**** QUOTED TEXT

Re: Making ARIA and native HTML play better together
On 7 May 2015 at 06:43, Steve Faulkner faulkner.st...@gmail.com wrote: On another thread recent thread, leonie and chaals [3] talked about adding behaviours to ARIA. this makes sense, but (unless I'm inventing nonsense because I'm mad, which is definitely possible), doesn't this describe the current behaviour in many UAs anyway? (Or is the aim to record current practice and mandate it in a spec?) bruce
Re: Making ARIA and native HTML play better together
On Thu, May 7, 2015 at 9:02 AM, Steve Faulkner faulkner.st...@gmail.com wrote: Currently ARIA does not do this stuff AFAIK. Correct. ARIA only exposes strings to AT. We could maybe make it do more, once we understand what more means, which is basically figuring out HTML as Custom Elements... -- https://annevankesteren.nl/
Re: Making ARIA and native HTML play better together
From: Anne van Kesteren ann...@annevk.nl On Thu, May 7, 2015 at 9:02 AM, Steve Faulkner faulkner.st...@gmail.com wrote: Currently ARIA does not do this stuff AFAIK. Correct. ARIA only exposes strings to AT. We could maybe make it do more, once we understand what more means, which is basically figuring out HTML as Custom Elements... These are my thoughts as well. The proposal seems nice as a convenient way to get a given bundle of behaviors. But we *really* need to stop considering these roles as atomic, and instead break them down into what they really mean. In other words, I want to explain the button behavior as something like: - Default-focusable - Activatable with certain key commands - Announced by AT as a button and then I want to be able to apply any of these abilities (or others like them) to any given custom element. Once we have these lower-level primitives we'll be in a much better place.

********

THE TASKS —
• 1. Answer these questions about the ARIA mailing-list thread:
(a) According to the first message, who talked about adding behaviours to ARIA on another thread?
(b) What does ARIA only expose to AT, according to the second message?
(c) What three abilities does the last message list when describing the button behavior?
• 2. In the saved entries, substitute "horizontal-tick-label" for "x-tick-label" in the lines from the start of the listing through the line holding "curve-5-path <box>32 431 1295 469</box>", inclusive, and return only those lines, otherwise unchanged.

**** EXTRACTED INFORMATION

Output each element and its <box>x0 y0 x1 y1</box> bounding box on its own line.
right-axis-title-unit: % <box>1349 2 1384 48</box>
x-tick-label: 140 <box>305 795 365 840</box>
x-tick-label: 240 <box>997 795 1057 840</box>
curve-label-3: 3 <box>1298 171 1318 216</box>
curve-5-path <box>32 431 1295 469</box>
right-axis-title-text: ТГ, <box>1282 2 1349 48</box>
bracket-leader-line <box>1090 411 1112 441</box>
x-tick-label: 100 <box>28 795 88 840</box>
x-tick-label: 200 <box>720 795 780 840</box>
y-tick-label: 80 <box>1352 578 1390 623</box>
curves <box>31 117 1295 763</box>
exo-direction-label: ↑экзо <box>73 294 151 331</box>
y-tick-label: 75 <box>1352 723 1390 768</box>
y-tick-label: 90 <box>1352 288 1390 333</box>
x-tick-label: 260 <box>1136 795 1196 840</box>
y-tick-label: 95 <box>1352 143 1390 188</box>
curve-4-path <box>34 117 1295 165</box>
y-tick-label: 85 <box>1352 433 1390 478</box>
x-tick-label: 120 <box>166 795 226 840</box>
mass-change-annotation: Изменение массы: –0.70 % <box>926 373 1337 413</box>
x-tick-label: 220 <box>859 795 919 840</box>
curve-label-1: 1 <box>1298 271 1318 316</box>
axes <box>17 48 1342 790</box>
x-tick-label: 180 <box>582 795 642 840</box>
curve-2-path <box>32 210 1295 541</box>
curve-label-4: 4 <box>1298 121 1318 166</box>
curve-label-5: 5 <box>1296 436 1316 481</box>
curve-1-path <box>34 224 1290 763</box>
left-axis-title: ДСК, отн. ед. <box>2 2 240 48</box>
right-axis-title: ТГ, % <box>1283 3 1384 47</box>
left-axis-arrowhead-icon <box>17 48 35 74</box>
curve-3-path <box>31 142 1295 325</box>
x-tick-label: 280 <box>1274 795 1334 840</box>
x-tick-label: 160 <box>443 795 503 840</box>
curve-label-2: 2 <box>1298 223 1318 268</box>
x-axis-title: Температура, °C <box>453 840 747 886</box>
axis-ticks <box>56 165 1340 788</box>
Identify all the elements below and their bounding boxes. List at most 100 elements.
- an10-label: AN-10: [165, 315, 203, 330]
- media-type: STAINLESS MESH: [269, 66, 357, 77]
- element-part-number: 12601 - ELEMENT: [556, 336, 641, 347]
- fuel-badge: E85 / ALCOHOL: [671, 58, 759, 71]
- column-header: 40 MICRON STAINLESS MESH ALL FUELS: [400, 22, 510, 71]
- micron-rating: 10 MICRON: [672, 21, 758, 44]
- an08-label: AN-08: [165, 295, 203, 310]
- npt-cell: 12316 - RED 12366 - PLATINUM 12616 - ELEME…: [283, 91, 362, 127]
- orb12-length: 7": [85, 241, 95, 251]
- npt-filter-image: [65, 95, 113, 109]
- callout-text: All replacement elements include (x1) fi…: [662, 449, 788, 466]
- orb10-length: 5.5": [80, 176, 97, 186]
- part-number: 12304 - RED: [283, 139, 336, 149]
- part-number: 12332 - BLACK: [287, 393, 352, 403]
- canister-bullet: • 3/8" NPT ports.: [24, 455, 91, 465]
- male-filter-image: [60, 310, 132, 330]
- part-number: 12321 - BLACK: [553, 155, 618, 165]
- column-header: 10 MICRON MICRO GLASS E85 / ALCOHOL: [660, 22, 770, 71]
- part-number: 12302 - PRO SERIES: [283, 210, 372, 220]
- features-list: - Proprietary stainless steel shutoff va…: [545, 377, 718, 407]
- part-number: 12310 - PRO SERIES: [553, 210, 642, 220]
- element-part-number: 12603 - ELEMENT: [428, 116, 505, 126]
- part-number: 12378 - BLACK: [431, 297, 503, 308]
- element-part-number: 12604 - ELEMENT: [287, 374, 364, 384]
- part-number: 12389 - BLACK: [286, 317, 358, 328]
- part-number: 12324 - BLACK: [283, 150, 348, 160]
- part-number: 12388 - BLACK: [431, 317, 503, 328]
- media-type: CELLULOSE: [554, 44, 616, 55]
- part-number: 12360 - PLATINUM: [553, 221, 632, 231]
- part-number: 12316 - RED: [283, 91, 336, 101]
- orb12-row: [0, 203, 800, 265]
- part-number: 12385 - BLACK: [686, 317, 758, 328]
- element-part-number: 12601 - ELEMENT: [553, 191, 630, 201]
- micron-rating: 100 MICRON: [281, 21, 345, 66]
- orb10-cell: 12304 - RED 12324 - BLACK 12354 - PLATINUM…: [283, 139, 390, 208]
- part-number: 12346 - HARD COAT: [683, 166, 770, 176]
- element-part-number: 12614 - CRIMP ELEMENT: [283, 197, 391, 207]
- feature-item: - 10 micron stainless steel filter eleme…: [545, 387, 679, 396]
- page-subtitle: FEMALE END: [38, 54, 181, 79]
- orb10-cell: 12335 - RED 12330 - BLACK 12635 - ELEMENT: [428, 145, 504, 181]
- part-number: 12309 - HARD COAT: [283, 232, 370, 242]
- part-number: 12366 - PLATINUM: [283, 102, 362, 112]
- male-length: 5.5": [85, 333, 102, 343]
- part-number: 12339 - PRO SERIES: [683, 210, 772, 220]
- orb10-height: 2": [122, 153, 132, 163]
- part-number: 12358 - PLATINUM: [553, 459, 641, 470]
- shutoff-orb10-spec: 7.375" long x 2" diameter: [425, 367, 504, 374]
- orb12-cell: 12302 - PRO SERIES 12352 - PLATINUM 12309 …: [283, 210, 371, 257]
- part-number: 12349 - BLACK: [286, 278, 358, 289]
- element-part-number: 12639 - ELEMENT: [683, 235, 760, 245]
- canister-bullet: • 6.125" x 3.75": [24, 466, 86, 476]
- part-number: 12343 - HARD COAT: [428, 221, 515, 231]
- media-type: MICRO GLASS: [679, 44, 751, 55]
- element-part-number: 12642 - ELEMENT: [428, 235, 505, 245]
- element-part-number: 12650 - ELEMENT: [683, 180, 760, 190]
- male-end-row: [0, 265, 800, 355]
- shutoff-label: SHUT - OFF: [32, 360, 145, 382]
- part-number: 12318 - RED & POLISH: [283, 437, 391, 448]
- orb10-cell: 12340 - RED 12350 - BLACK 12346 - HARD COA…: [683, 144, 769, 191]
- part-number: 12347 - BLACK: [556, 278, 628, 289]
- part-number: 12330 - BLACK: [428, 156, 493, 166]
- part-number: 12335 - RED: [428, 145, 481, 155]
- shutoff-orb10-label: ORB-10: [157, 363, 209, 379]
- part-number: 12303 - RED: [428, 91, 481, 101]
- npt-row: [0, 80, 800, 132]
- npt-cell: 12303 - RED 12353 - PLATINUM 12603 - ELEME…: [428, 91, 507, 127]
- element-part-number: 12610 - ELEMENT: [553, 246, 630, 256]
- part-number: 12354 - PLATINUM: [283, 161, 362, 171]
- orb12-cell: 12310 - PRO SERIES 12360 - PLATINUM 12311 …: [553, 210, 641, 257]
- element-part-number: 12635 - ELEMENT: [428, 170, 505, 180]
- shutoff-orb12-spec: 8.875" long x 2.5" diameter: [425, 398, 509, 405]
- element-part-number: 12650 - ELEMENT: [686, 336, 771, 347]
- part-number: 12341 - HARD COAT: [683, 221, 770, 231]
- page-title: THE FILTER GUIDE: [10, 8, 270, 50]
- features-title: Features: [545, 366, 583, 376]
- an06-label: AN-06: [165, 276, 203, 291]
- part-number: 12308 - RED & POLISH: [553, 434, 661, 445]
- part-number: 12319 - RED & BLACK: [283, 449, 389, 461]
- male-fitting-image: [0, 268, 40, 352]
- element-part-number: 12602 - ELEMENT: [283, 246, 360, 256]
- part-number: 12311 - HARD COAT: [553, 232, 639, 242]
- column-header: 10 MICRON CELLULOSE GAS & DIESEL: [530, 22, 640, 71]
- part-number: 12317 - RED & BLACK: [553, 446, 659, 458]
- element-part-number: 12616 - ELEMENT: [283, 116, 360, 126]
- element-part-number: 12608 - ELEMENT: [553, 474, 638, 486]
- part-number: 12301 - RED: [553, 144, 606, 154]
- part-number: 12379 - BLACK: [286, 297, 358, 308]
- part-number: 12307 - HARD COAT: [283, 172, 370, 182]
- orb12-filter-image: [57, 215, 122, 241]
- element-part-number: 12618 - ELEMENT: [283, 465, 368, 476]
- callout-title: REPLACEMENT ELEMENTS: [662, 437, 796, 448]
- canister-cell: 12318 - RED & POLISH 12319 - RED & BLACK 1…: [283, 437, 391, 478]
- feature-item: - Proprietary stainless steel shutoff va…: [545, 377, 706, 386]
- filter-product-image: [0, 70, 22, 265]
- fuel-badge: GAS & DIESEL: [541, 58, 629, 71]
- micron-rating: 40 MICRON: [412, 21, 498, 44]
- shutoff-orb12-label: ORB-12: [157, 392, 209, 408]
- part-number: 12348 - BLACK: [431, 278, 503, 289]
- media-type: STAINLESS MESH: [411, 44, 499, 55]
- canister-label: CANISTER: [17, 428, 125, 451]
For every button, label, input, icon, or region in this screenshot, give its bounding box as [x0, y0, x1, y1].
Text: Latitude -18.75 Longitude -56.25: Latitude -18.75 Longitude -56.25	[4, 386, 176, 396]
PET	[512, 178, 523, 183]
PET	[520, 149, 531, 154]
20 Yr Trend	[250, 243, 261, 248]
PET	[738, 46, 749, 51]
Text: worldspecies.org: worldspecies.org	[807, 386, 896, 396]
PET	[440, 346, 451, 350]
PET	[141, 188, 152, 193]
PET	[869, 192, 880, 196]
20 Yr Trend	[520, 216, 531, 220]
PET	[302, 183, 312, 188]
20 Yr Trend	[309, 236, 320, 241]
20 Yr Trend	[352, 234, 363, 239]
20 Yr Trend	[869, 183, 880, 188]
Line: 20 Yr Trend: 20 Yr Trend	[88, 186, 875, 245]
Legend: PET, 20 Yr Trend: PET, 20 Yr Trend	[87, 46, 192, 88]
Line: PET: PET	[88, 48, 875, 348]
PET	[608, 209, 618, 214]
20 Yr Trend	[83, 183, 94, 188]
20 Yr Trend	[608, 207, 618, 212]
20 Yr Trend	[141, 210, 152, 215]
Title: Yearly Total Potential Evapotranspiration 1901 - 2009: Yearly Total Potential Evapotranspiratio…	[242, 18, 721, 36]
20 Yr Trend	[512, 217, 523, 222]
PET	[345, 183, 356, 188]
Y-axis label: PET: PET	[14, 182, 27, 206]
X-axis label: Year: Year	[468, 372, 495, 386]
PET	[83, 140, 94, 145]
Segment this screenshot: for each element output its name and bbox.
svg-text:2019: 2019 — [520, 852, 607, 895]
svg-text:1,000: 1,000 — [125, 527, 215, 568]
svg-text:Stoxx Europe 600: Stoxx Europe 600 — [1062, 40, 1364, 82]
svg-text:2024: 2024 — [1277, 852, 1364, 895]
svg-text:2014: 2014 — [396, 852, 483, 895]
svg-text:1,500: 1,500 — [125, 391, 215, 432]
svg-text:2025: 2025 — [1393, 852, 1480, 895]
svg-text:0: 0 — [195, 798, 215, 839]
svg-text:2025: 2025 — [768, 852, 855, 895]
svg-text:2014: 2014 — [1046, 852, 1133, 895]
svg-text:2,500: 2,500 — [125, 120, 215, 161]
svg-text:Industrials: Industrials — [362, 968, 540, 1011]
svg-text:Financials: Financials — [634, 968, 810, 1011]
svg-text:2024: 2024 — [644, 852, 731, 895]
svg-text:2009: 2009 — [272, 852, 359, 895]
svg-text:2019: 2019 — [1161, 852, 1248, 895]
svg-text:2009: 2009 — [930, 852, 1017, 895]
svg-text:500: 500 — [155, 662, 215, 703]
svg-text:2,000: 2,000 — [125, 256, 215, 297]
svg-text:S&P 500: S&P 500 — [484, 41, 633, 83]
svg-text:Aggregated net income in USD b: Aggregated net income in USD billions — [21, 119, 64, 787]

********

SOLUTIONS TO EACH TASK —
• 1.
(a) Leonie and chaals.
(b) Strings.
(c) Default-focusable, activatable with certain key commands, and announced by AT as a button.

• 2.
Output each element and its <box>x0 y0 x1 y1</box> bounding box on its own line.
right-axis-title-unit: % <box>1349 2 1384 48</box>
horizontal-tick-label: 140 <box>305 795 365 840</box>
horizontal-tick-label: 240 <box>997 795 1057 840</box>
curve-label-3: 3 <box>1298 171 1318 216</box>
curve-5-path <box>32 431 1295 469</box>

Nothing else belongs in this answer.